[Element box items]
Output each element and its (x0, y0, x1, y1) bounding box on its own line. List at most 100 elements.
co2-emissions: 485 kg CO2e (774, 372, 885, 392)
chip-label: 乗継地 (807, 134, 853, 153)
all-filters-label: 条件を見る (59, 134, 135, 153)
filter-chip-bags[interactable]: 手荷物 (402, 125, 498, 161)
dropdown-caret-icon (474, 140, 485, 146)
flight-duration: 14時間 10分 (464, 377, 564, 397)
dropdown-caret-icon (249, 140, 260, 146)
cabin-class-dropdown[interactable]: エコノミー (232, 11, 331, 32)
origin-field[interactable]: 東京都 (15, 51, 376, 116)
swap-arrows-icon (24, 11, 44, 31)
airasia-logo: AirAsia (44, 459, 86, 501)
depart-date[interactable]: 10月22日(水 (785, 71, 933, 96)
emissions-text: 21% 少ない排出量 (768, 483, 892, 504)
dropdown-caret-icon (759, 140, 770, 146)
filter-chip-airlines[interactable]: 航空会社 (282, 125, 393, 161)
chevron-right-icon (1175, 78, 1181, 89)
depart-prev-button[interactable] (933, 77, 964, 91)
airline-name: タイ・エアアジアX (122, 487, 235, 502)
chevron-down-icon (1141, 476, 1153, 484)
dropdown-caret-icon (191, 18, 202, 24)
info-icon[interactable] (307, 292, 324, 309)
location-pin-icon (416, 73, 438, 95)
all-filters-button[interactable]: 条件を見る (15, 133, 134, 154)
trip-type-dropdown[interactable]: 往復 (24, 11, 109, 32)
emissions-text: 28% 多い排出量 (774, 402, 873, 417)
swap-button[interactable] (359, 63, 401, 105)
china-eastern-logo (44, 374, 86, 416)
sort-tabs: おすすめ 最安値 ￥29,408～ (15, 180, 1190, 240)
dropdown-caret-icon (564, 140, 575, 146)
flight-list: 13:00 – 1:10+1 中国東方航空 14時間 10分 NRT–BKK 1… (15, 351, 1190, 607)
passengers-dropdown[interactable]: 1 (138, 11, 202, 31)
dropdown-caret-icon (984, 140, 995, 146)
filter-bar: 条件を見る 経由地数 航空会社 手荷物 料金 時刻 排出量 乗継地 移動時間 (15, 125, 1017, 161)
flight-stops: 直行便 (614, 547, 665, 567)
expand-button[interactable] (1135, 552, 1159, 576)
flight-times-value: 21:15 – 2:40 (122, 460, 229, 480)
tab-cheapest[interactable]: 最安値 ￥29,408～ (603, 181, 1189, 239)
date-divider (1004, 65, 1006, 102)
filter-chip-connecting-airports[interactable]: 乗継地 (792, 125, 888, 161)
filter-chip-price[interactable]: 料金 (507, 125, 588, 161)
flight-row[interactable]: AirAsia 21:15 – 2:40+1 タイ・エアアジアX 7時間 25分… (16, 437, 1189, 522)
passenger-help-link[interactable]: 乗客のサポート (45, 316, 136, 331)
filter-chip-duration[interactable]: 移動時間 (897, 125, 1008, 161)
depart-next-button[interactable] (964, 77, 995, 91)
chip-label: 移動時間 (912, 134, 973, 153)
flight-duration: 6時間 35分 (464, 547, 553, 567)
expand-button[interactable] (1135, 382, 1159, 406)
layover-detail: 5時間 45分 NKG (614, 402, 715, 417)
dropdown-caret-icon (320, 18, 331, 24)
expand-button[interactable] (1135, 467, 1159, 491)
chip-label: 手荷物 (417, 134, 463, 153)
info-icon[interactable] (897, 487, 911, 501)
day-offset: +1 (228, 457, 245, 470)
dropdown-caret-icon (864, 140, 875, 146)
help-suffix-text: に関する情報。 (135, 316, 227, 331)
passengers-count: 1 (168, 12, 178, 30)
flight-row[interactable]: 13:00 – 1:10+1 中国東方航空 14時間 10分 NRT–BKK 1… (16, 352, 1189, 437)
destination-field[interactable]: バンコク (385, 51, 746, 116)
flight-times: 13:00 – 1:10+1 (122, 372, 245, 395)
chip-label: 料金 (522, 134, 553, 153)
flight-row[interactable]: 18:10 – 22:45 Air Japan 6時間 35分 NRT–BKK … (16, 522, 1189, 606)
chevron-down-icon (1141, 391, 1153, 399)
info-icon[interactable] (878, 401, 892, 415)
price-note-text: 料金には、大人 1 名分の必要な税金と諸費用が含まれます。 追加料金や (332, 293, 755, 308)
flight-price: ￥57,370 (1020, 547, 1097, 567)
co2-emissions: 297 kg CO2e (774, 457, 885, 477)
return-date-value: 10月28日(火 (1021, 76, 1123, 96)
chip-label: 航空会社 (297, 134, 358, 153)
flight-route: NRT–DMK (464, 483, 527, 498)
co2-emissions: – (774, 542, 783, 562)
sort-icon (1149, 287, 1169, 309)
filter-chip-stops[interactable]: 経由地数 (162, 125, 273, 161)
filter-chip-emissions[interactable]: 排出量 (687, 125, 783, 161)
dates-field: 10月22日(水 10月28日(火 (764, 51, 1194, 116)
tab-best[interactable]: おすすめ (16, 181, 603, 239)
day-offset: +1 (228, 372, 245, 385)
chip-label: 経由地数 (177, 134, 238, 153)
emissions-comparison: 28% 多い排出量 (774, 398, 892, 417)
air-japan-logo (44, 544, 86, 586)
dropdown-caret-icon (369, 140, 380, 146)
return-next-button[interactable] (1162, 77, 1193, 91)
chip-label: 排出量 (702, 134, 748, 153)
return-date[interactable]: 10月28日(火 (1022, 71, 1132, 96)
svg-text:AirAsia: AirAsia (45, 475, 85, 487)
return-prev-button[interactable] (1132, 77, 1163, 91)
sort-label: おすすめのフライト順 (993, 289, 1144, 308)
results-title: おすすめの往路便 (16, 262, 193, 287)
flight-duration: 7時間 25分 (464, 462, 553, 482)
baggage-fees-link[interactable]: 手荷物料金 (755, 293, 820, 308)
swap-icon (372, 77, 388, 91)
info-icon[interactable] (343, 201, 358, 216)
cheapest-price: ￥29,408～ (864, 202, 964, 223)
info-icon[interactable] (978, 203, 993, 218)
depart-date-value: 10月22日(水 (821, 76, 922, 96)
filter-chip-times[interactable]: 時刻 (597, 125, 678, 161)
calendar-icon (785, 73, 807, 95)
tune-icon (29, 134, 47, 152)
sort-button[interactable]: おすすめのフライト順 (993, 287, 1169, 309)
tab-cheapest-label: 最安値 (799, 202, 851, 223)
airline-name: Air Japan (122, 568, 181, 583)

[TASK OBJECTIVE] Rename "dropdown-caret-icon" to "caret-down-icon" everywhere it appears in the items above, leaving every other part of the text unchanged.

[SOLVED PROBLEM]
Output each element and its (x0, y0, x1, y1) bounding box on its own line. List at most 100 elements.
co2-emissions: 485 kg CO2e (774, 372, 885, 392)
chip-label: 乗継地 (807, 134, 853, 153)
all-filters-label: 条件を見る (59, 134, 135, 153)
filter-chip-bags[interactable]: 手荷物 (402, 125, 498, 161)
caret-down-icon (474, 140, 485, 146)
flight-duration: 14時間 10分 (464, 377, 564, 397)
caret-down-icon (249, 140, 260, 146)
cabin-class-dropdown[interactable]: エコノミー (232, 11, 331, 32)
origin-field[interactable]: 東京都 (15, 51, 376, 116)
swap-arrows-icon (24, 11, 44, 31)
airasia-logo: AirAsia (44, 459, 86, 501)
depart-date[interactable]: 10月22日(水 (785, 71, 933, 96)
emissions-text: 21% 少ない排出量 (768, 483, 892, 504)
caret-down-icon (759, 140, 770, 146)
filter-chip-airlines[interactable]: 航空会社 (282, 125, 393, 161)
chevron-right-icon (1175, 78, 1181, 89)
depart-prev-button[interactable] (933, 77, 964, 91)
airline-name: タイ・エアアジアX (122, 487, 235, 502)
chevron-down-icon (1141, 476, 1153, 484)
caret-down-icon (191, 18, 202, 24)
info-icon[interactable] (307, 292, 324, 309)
location-pin-icon (416, 73, 438, 95)
all-filters-button[interactable]: 条件を見る (15, 133, 134, 154)
trip-type-dropdown[interactable]: 往復 (24, 11, 109, 32)
emissions-text: 28% 多い排出量 (774, 402, 873, 417)
swap-button[interactable] (359, 63, 401, 105)
china-eastern-logo (44, 374, 86, 416)
sort-tabs: おすすめ 最安値 ￥29,408～ (15, 180, 1190, 240)
caret-down-icon (564, 140, 575, 146)
flight-list: 13:00 – 1:10+1 中国東方航空 14時間 10分 NRT–BKK 1… (15, 351, 1190, 607)
passengers-dropdown[interactable]: 1 (138, 11, 202, 31)
caret-down-icon (984, 140, 995, 146)
filter-bar: 条件を見る 経由地数 航空会社 手荷物 料金 時刻 排出量 乗継地 移動時間 (15, 125, 1017, 161)
flight-stops: 直行便 (614, 547, 665, 567)
expand-button[interactable] (1135, 552, 1159, 576)
flight-times-value: 21:15 – 2:40 (122, 460, 229, 480)
tab-cheapest[interactable]: 最安値 ￥29,408～ (603, 181, 1189, 239)
date-divider (1004, 65, 1006, 102)
filter-chip-connecting-airports[interactable]: 乗継地 (792, 125, 888, 161)
filter-chip-price[interactable]: 料金 (507, 125, 588, 161)
flight-row[interactable]: AirAsia 21:15 – 2:40+1 タイ・エアアジアX 7時間 25分… (16, 437, 1189, 522)
passenger-help-link[interactable]: 乗客のサポート (45, 316, 136, 331)
filter-chip-duration[interactable]: 移動時間 (897, 125, 1008, 161)
depart-next-button[interactable] (964, 77, 995, 91)
chip-label: 移動時間 (912, 134, 973, 153)
flight-duration: 6時間 35分 (464, 547, 553, 567)
expand-button[interactable] (1135, 382, 1159, 406)
layover-detail: 5時間 45分 NKG (614, 402, 715, 417)
caret-down-icon (320, 18, 331, 24)
expand-button[interactable] (1135, 467, 1159, 491)
chip-label: 手荷物 (417, 134, 463, 153)
info-icon[interactable] (897, 487, 911, 501)
day-offset: +1 (228, 457, 245, 470)
caret-down-icon (864, 140, 875, 146)
help-suffix-text: に関する情報。 (135, 316, 227, 331)
passengers-count: 1 (168, 12, 178, 30)
flight-row[interactable]: 13:00 – 1:10+1 中国東方航空 14時間 10分 NRT–BKK 1… (16, 352, 1189, 437)
destination-field[interactable]: バンコク (385, 51, 746, 116)
flight-times: 13:00 – 1:10+1 (122, 372, 245, 395)
chip-label: 料金 (522, 134, 553, 153)
flight-row[interactable]: 18:10 – 22:45 Air Japan 6時間 35分 NRT–BKK … (16, 522, 1189, 606)
chevron-down-icon (1141, 391, 1153, 399)
info-icon[interactable] (878, 401, 892, 415)
price-note-text: 料金には、大人 1 名分の必要な税金と諸費用が含まれます。 追加料金や (332, 293, 755, 308)
flight-price: ￥57,370 (1020, 547, 1097, 567)
co2-emissions: 297 kg CO2e (774, 457, 885, 477)
return-date-value: 10月28日(火 (1021, 76, 1123, 96)
chip-label: 航空会社 (297, 134, 358, 153)
flight-route: NRT–DMK (464, 483, 527, 498)
co2-emissions: – (774, 542, 783, 562)
sort-icon (1149, 287, 1169, 309)
filter-chip-stops[interactable]: 経由地数 (162, 125, 273, 161)
filter-chip-emissions[interactable]: 排出量 (687, 125, 783, 161)
dates-field: 10月22日(水 10月28日(火 (764, 51, 1194, 116)
tab-best[interactable]: おすすめ (16, 181, 603, 239)
day-offset: +1 (228, 372, 245, 385)
chip-label: 経由地数 (177, 134, 238, 153)
emissions-comparison: 28% 多い排出量 (774, 398, 892, 417)
air-japan-logo (44, 544, 86, 586)
caret-down-icon (369, 140, 380, 146)
return-next-button[interactable] (1162, 77, 1193, 91)
chip-label: 排出量 (702, 134, 748, 153)
return-date[interactable]: 10月28日(火 (1022, 71, 1132, 96)
svg-text:AirAsia: AirAsia (45, 475, 85, 487)
return-prev-button[interactable] (1132, 77, 1163, 91)
sort-label: おすすめのフライト順 (993, 289, 1144, 308)
results-title: おすすめの往路便 (16, 262, 193, 287)
flight-duration: 7時間 25分 (464, 462, 553, 482)
baggage-fees-link[interactable]: 手荷物料金 (755, 293, 820, 308)
swap-icon (372, 77, 388, 91)
info-icon[interactable] (343, 201, 358, 216)
cheapest-price: ￥29,408～ (864, 202, 964, 223)
info-icon[interactable] (978, 203, 993, 218)
depart-date-value: 10月22日(水 (821, 76, 922, 96)
filter-chip-times[interactable]: 時刻 (597, 125, 678, 161)
calendar-icon (785, 73, 807, 95)
tune-icon (29, 134, 47, 152)
sort-button[interactable]: おすすめのフライト順 (993, 287, 1169, 309)
tab-cheapest-label: 最安値 (799, 202, 851, 223)
airline-name: Air Japan (122, 568, 181, 583)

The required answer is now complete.